**Your task:** Output the material exactly, but drop every image it holds.

(Dataset rows)
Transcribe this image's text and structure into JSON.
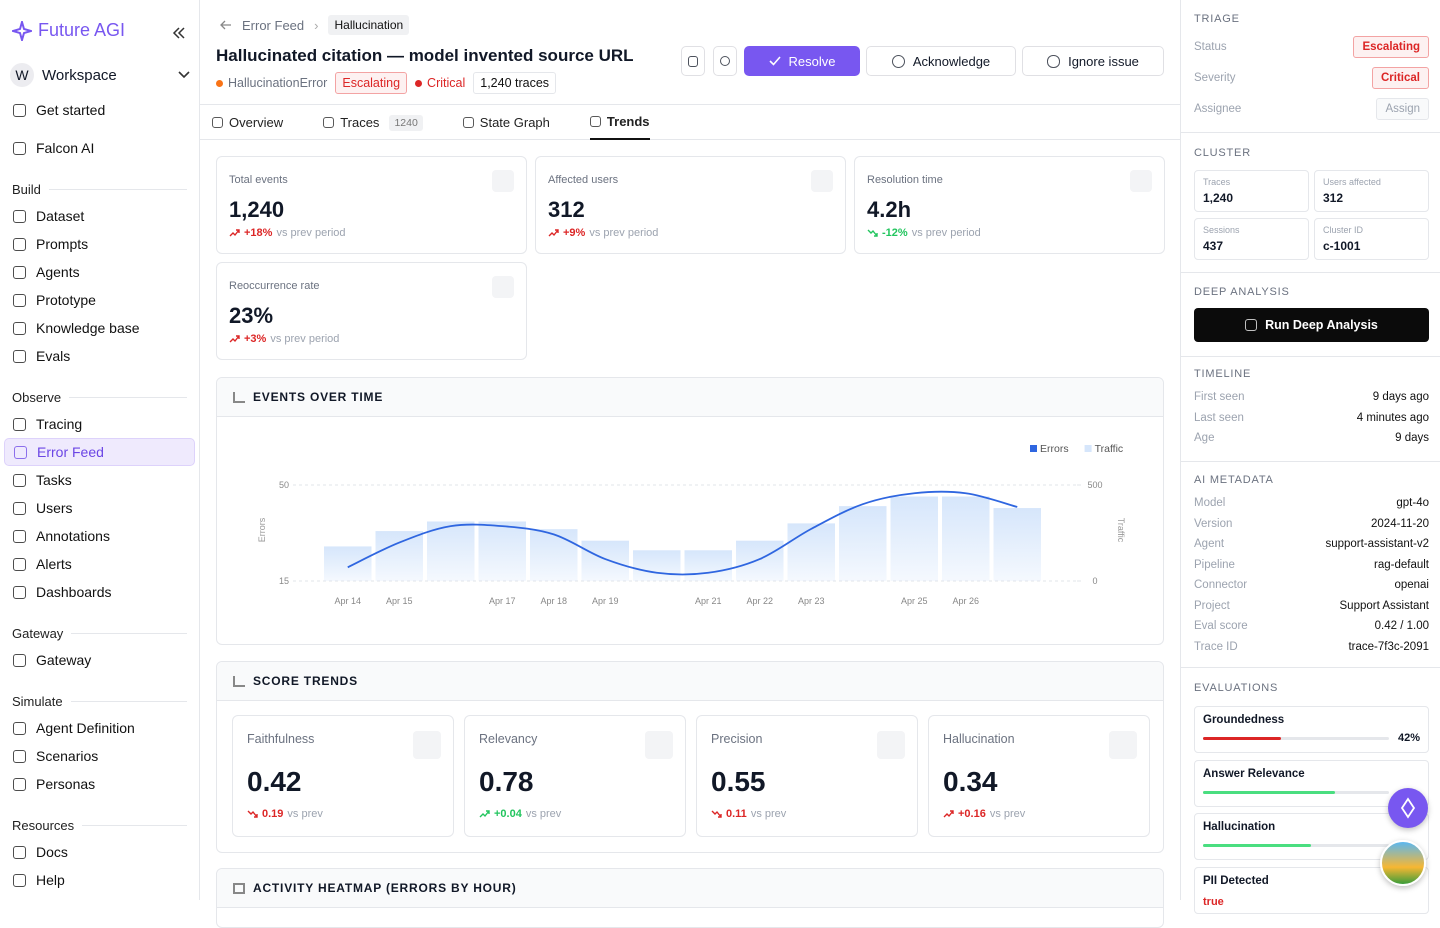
{
  "sidebar": {
    "brand": "Future AGI",
    "workspace_initial": "W",
    "workspace": "Workspace",
    "top_items": [
      "Get started",
      "Falcon AI"
    ],
    "groups": [
      {
        "title": "Build",
        "items": [
          "Dataset",
          "Prompts",
          "Agents",
          "Prototype",
          "Knowledge base",
          "Evals"
        ]
      },
      {
        "title": "Observe",
        "items": [
          "Tracing",
          "Error Feed",
          "Tasks",
          "Users",
          "Annotations",
          "Alerts",
          "Dashboards"
        ],
        "active_item": 1
      },
      {
        "title": "Gateway",
        "items": [
          "Gateway"
        ]
      },
      {
        "title": "Simulate",
        "items": [
          "Agent Definition",
          "Scenarios",
          "Personas"
        ]
      },
      {
        "title": "Resources",
        "items": [
          "Docs",
          "Help"
        ]
      }
    ]
  },
  "header": {
    "breadcrumb": [
      "Error Feed",
      "Hallucination"
    ],
    "title": "Hallucinated citation — model invented source URL",
    "error_type": "HallucinationError",
    "status": "Escalating",
    "severity": "Critical",
    "traces": "1,240 traces",
    "actions": [
      "Resolve",
      "Acknowledge",
      "Ignore issue"
    ]
  },
  "tabs": [
    {
      "label": "Overview"
    },
    {
      "label": "Traces",
      "count": 1240
    },
    {
      "label": "State Graph"
    },
    {
      "label": "Trends",
      "active": true
    }
  ],
  "kpis": [
    {
      "label": "Total events",
      "value": "1,240",
      "change": "+18%",
      "trend": "up",
      "tone": "bad",
      "note": "vs prev period"
    },
    {
      "label": "Affected users",
      "value": "312",
      "change": "+9%",
      "trend": "up",
      "tone": "bad",
      "note": "vs prev period"
    },
    {
      "label": "Resolution time",
      "value": "4.2h",
      "change": "-12%",
      "trend": "down",
      "tone": "good",
      "note": "vs prev period"
    },
    {
      "label": "Reoccurrence rate",
      "value": "23%",
      "change": "+3%",
      "trend": "up",
      "tone": "bad",
      "note": "vs prev period"
    }
  ],
  "chart_data": {
    "type": "bar-line",
    "title": "EVENTS OVER TIME",
    "categories": [
      "Apr 14",
      "Apr 15",
      null,
      "Apr 17",
      "Apr 18",
      "Apr 19",
      null,
      "Apr 21",
      "Apr 22",
      "Apr 23",
      null,
      "Apr 25",
      "Apr 26",
      null
    ],
    "series": [
      {
        "name": "Errors",
        "color": "#2f66e0",
        "type": "line",
        "values": [
          20,
          29,
          35,
          35,
          32,
          23,
          18,
          18,
          23,
          34,
          43,
          47,
          47,
          42
        ]
      },
      {
        "name": "Traffic",
        "color": "#d6e6fb",
        "type": "bar",
        "axis": "y2",
        "values": [
          180,
          260,
          310,
          310,
          270,
          210,
          160,
          160,
          210,
          300,
          390,
          440,
          440,
          380
        ]
      }
    ],
    "ylabel": "Errors",
    "y2label": "Traffic",
    "ylim": [
      15,
      50
    ],
    "yticks": [
      15,
      50
    ],
    "y2lim": [
      0,
      500
    ],
    "y2ticks": [
      0,
      500
    ],
    "grid": true,
    "legend": "top-right"
  },
  "score_trends": {
    "title": "SCORE TRENDS",
    "cards": [
      {
        "label": "Faithfulness",
        "value": "0.42",
        "change": "0.19",
        "trend": "down",
        "tone": "bad",
        "note": "vs prev"
      },
      {
        "label": "Relevancy",
        "value": "0.78",
        "change": "+0.04",
        "trend": "up",
        "tone": "good",
        "note": "vs prev"
      },
      {
        "label": "Precision",
        "value": "0.55",
        "change": "0.11",
        "trend": "down",
        "tone": "bad",
        "note": "vs prev"
      },
      {
        "label": "Hallucination",
        "value": "0.34",
        "change": "+0.16",
        "trend": "up",
        "tone": "bad",
        "note": "vs prev"
      }
    ]
  },
  "heatmap": {
    "title": "ACTIVITY HEATMAP (ERRORS BY HOUR)"
  },
  "panel": {
    "triage": {
      "title": "TRIAGE",
      "rows": [
        {
          "label": "Status",
          "value": "Escalating"
        },
        {
          "label": "Severity",
          "value": "Critical"
        },
        {
          "label": "Assignee",
          "value": "Assign"
        }
      ]
    },
    "cluster": {
      "title": "CLUSTER",
      "cells": [
        {
          "label": "Traces",
          "value": "1,240"
        },
        {
          "label": "Users affected",
          "value": "312"
        },
        {
          "label": "Sessions",
          "value": "437"
        },
        {
          "label": "Cluster ID",
          "value": "c-1001"
        }
      ]
    },
    "deep_analysis": {
      "title": "DEEP ANALYSIS",
      "button": "Run Deep Analysis"
    },
    "timeline": {
      "title": "TIMELINE",
      "rows": [
        {
          "label": "First seen",
          "value": "9 days ago"
        },
        {
          "label": "Last seen",
          "value": "4 minutes ago"
        },
        {
          "label": "Age",
          "value": "9 days"
        }
      ]
    },
    "metadata": {
      "title": "AI METADATA",
      "rows": [
        {
          "label": "Model",
          "value": "gpt-4o"
        },
        {
          "label": "Version",
          "value": "2024-11-20"
        },
        {
          "label": "Agent",
          "value": "support-assistant-v2"
        },
        {
          "label": "Pipeline",
          "value": "rag-default"
        },
        {
          "label": "Connector",
          "value": "openai"
        },
        {
          "label": "Project",
          "value": "Support Assistant"
        },
        {
          "label": "Eval score",
          "value": "0.42 / 1.00"
        },
        {
          "label": "Trace ID",
          "value": "trace-7f3c-2091"
        }
      ]
    },
    "evaluations": {
      "title": "EVALUATIONS",
      "items": [
        {
          "name": "Groundedness",
          "value": 42,
          "label": "42%",
          "color": "#dc2626"
        },
        {
          "name": "Answer Relevance",
          "value": 71,
          "color": "#4ade80"
        },
        {
          "name": "Hallucination",
          "value": 58,
          "color": "#4ade80"
        },
        {
          "name": "PII Detected",
          "label": "true",
          "color": "#dc2626"
        }
      ]
    }
  }
}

**Complete output:**
Transcribe this image's text and structure into JSON.
{
  "sidebar": {
    "brand": "Future AGI",
    "workspace_initial": "W",
    "workspace": "Workspace",
    "top_items": [
      "Get started",
      "Falcon AI"
    ],
    "groups": [
      {
        "title": "Build",
        "items": [
          "Dataset",
          "Prompts",
          "Agents",
          "Prototype",
          "Knowledge base",
          "Evals"
        ]
      },
      {
        "title": "Observe",
        "items": [
          "Tracing",
          "Error Feed",
          "Tasks",
          "Users",
          "Annotations",
          "Alerts",
          "Dashboards"
        ],
        "active_item": 1
      },
      {
        "title": "Gateway",
        "items": [
          "Gateway"
        ]
      },
      {
        "title": "Simulate",
        "items": [
          "Agent Definition",
          "Scenarios",
          "Personas"
        ]
      },
      {
        "title": "Resources",
        "items": [
          "Docs",
          "Help"
        ]
      }
    ]
  },
  "header": {
    "breadcrumb": [
      "Error Feed",
      "Hallucination"
    ],
    "title": "Hallucinated citation — model invented source URL",
    "error_type": "HallucinationError",
    "status": "Escalating",
    "severity": "Critical",
    "traces": "1,240 traces",
    "actions": [
      "Resolve",
      "Acknowledge",
      "Ignore issue"
    ]
  },
  "tabs": [
    {
      "label": "Overview"
    },
    {
      "label": "Traces",
      "count": 1240
    },
    {
      "label": "State Graph"
    },
    {
      "label": "Trends",
      "active": true
    }
  ],
  "kpis": [
    {
      "label": "Total events",
      "value": "1,240",
      "change": "+18%",
      "trend": "up",
      "tone": "bad",
      "note": "vs prev period"
    },
    {
      "label": "Affected users",
      "value": "312",
      "change": "+9%",
      "trend": "up",
      "tone": "bad",
      "note": "vs prev period"
    },
    {
      "label": "Resolution time",
      "value": "4.2h",
      "change": "-12%",
      "trend": "down",
      "tone": "good",
      "note": "vs prev period"
    },
    {
      "label": "Reoccurrence rate",
      "value": "23%",
      "change": "+3%",
      "trend": "up",
      "tone": "bad",
      "note": "vs prev period"
    }
  ],
  "chart_data": {
    "type": "bar-line",
    "title": "EVENTS OVER TIME",
    "categories": [
      "Apr 14",
      "Apr 15",
      null,
      "Apr 17",
      "Apr 18",
      "Apr 19",
      null,
      "Apr 21",
      "Apr 22",
      "Apr 23",
      null,
      "Apr 25",
      "Apr 26",
      null
    ],
    "series": [
      {
        "name": "Errors",
        "color": "#2f66e0",
        "type": "line",
        "values": [
          20,
          29,
          35,
          35,
          32,
          23,
          18,
          18,
          23,
          34,
          43,
          47,
          47,
          42
        ]
      },
      {
        "name": "Traffic",
        "color": "#d6e6fb",
        "type": "bar",
        "axis": "y2",
        "values": [
          180,
          260,
          310,
          310,
          270,
          210,
          160,
          160,
          210,
          300,
          390,
          440,
          440,
          380
        ]
      }
    ],
    "ylabel": "Errors",
    "y2label": "Traffic",
    "ylim": [
      15,
      50
    ],
    "yticks": [
      15,
      50
    ],
    "y2lim": [
      0,
      500
    ],
    "y2ticks": [
      0,
      500
    ],
    "grid": true,
    "legend": "top-right"
  },
  "score_trends": {
    "title": "SCORE TRENDS",
    "cards": [
      {
        "label": "Faithfulness",
        "value": "0.42",
        "change": "0.19",
        "trend": "down",
        "tone": "bad",
        "note": "vs prev"
      },
      {
        "label": "Relevancy",
        "value": "0.78",
        "change": "+0.04",
        "trend": "up",
        "tone": "good",
        "note": "vs prev"
      },
      {
        "label": "Precision",
        "value": "0.55",
        "change": "0.11",
        "trend": "down",
        "tone": "bad",
        "note": "vs prev"
      },
      {
        "label": "Hallucination",
        "value": "0.34",
        "change": "+0.16",
        "trend": "up",
        "tone": "bad",
        "note": "vs prev"
      }
    ]
  },
  "heatmap": {
    "title": "ACTIVITY HEATMAP (ERRORS BY HOUR)"
  },
  "panel": {
    "triage": {
      "title": "TRIAGE",
      "rows": [
        {
          "label": "Status",
          "value": "Escalating"
        },
        {
          "label": "Severity",
          "value": "Critical"
        },
        {
          "label": "Assignee",
          "value": "Assign"
        }
      ]
    },
    "cluster": {
      "title": "CLUSTER",
      "cells": [
        {
          "label": "Traces",
          "value": "1,240"
        },
        {
          "label": "Users affected",
          "value": "312"
        },
        {
          "label": "Sessions",
          "value": "437"
        },
        {
          "label": "Cluster ID",
          "value": "c-1001"
        }
      ]
    },
    "deep_analysis": {
      "title": "DEEP ANALYSIS",
      "button": "Run Deep Analysis"
    },
    "timeline": {
      "title": "TIMELINE",
      "rows": [
        {
          "label": "First seen",
          "value": "9 days ago"
        },
        {
          "label": "Last seen",
          "value": "4 minutes ago"
        },
        {
          "label": "Age",
          "value": "9 days"
        }
      ]
    },
    "metadata": {
      "title": "AI METADATA",
      "rows": [
        {
          "label": "Model",
          "value": "gpt-4o"
        },
        {
          "label": "Version",
          "value": "2024-11-20"
        },
        {
          "label": "Agent",
          "value": "support-assistant-v2"
        },
        {
          "label": "Pipeline",
          "value": "rag-default"
        },
        {
          "label": "Connector",
          "value": "openai"
        },
        {
          "label": "Project",
          "value": "Support Assistant"
        },
        {
          "label": "Eval score",
          "value": "0.42 / 1.00"
        },
        {
          "label": "Trace ID",
          "value": "trace-7f3c-2091"
        }
      ]
    },
    "evaluations": {
      "title": "EVALUATIONS",
      "items": [
        {
          "name": "Groundedness",
          "value": 42,
          "label": "42%",
          "color": "#dc2626"
        },
        {
          "name": "Answer Relevance",
          "value": 71,
          "color": "#4ade80"
        },
        {
          "name": "Hallucination",
          "value": 58,
          "color": "#4ade80"
        },
        {
          "name": "PII Detected",
          "label": "true",
          "color": "#dc2626"
        }
      ]
    }
  }
}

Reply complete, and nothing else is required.